EXTRACTED TEXT:

Ethinyl estradiol 35 μg and norethindrone 1mg (Necon 1/35, Nortrel 1/35, Ortho-Novum 1/35, Norinyl 1 + 35)

Reduces secretion of LH and FSH from pituitary by decreasing amount of GnRH.

Contraceptive pills containing estrogen and progestin have been advocated for nonsmoking patients with DUB who desire contraception. Therapy also used to treat acute hemorrhagic uterine bleeding but not as effective as other treatments perhaps because may take longer to induce endometrial proliferation when progestin is present.

Suggested mechanisms by which hormonal therapy might affect bleeding include improvement in coagulation, alterations in the microvascular circulation, and improvements in endothelial integrity. In long-term management of DUB, combination oral contraceptives are very effective.


Synthetic steroid analog, derived from ethisterone, with strong antigonadotropic activity (inhibits LH and FSH) and weak androgenic action without adverse virilizing and masculinizing effects. Increases levels of C4 component of the complement. May push the resting hematopoietic stem cells into cycle, making them more responsive to differentiation by hematopoietic growth factors. May also stimulate endogenous secretion of erythropoietin.

May impair clearance of immunoglobulin-coated platelets and decreases autoantibody production.

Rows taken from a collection

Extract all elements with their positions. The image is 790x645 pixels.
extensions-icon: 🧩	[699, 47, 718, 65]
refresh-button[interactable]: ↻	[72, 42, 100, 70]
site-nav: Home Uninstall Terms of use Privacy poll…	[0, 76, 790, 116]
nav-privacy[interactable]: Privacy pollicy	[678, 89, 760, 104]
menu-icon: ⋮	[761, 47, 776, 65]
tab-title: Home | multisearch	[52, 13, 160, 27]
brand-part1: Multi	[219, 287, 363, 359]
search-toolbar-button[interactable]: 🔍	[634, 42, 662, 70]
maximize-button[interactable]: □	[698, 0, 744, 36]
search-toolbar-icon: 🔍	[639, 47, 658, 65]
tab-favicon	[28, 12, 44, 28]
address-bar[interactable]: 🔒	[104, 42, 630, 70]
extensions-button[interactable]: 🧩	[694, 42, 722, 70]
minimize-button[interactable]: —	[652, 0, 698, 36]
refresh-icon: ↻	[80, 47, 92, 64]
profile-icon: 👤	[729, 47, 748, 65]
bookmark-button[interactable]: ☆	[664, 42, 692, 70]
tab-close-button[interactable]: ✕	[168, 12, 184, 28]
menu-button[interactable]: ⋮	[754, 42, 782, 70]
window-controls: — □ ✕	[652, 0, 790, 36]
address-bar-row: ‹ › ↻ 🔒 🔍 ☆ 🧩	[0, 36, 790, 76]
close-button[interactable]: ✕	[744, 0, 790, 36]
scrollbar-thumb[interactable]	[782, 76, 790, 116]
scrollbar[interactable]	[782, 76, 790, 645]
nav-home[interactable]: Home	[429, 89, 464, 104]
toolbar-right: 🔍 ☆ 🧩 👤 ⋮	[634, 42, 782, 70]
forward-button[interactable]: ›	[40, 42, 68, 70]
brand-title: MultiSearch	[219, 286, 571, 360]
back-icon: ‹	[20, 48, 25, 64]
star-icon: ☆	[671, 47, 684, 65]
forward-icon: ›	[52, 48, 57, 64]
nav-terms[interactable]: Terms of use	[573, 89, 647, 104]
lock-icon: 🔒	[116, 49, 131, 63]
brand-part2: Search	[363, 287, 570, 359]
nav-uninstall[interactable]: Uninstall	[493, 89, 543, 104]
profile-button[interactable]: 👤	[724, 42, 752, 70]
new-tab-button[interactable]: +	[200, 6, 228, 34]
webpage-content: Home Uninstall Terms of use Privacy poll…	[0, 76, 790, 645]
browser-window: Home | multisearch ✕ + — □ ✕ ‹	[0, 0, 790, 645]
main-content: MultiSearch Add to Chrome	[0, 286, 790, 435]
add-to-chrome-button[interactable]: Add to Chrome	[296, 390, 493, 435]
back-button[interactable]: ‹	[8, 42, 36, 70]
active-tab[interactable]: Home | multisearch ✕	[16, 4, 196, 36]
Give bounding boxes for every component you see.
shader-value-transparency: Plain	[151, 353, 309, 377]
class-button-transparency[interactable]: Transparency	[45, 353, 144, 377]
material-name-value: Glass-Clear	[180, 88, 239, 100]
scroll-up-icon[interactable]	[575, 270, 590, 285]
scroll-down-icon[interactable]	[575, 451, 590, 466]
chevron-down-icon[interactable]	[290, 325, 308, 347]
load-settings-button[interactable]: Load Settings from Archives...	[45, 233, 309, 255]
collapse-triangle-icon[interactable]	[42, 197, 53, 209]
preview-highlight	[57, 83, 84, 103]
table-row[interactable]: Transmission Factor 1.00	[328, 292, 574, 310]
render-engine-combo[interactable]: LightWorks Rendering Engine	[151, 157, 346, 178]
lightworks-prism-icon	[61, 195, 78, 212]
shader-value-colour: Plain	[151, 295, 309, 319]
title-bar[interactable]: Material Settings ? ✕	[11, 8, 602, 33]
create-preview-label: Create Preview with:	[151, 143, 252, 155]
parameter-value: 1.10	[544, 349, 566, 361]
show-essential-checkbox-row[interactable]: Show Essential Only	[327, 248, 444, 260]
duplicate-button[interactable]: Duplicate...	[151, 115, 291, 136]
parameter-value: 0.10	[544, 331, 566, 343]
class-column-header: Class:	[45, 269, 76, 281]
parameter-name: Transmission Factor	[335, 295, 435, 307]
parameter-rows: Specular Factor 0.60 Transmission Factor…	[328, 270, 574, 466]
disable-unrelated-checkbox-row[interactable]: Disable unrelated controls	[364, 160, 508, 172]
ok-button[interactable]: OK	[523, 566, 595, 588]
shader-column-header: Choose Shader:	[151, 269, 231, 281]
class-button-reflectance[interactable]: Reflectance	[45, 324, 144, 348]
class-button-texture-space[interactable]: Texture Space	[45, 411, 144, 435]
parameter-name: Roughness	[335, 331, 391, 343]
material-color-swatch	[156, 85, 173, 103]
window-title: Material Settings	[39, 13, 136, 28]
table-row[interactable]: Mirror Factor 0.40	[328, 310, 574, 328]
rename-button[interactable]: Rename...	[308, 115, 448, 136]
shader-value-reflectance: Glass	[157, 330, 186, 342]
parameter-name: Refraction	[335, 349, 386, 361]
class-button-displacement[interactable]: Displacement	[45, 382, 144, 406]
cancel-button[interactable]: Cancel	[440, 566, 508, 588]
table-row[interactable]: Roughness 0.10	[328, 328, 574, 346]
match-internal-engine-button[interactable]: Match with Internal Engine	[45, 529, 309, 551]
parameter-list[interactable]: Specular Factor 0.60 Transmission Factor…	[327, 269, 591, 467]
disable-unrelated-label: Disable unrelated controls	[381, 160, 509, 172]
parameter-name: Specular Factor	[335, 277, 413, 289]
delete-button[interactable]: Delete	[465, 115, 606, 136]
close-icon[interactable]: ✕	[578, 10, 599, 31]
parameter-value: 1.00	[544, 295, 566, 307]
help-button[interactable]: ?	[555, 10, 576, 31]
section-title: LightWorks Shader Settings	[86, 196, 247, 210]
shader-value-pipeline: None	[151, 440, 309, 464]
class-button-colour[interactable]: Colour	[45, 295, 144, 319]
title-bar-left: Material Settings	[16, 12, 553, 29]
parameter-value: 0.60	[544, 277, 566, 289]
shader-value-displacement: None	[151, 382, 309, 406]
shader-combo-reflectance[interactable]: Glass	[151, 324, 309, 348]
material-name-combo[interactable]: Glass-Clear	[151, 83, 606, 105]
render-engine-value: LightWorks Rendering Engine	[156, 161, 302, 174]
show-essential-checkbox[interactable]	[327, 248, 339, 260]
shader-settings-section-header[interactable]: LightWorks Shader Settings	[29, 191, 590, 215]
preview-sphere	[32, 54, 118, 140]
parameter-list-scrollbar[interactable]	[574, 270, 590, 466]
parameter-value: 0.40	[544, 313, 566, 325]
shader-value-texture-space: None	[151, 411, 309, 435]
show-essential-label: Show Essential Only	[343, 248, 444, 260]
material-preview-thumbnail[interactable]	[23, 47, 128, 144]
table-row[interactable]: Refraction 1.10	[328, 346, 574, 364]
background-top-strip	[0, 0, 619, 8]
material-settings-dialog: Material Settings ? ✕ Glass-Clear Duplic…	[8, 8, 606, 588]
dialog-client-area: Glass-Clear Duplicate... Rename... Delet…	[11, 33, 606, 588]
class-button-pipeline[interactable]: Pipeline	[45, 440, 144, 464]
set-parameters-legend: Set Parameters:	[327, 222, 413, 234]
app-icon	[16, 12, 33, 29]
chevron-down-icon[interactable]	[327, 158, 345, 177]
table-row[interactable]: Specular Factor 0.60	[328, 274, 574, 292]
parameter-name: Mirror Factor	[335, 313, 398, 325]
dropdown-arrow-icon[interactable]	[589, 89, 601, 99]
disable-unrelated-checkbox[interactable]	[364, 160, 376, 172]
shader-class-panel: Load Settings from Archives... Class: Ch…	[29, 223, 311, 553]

WORK INSTRUCTION 1: Transcribe the pharmacology text between "Ethinyl estradiol 35" and "progestin is present.", inclusive.
WORK INSTRUCTION 2: List every brand name the pharmacology text gives for the ethinyl estradiol and norethindrone combination.
These rows come from a different source than the pharmacology text.

ANSWER 1:
Ethinyl estradiol 35 μg and norethindrone 1mg (Necon 1/35, Nortrel 1/35, Ortho-Novum 1/35, Norinyl 1 + 35)

Reduces secretion of LH and FSH from pituitary by decreasing amount of GnRH.

Contraceptive pills containing estrogen and progestin have been advocated for nonsmoking patients with DUB who desire contraception. Therapy also used to treat acute hemorrhagic uterine bleeding but not as effective as other treatments perhaps because may take longer to induce endometrial proliferation when progestin is present.

ANSWER 2:
Necon 1/35
Nortrel 1/35
Ortho-Novum 1/35
Norinyl 1 + 35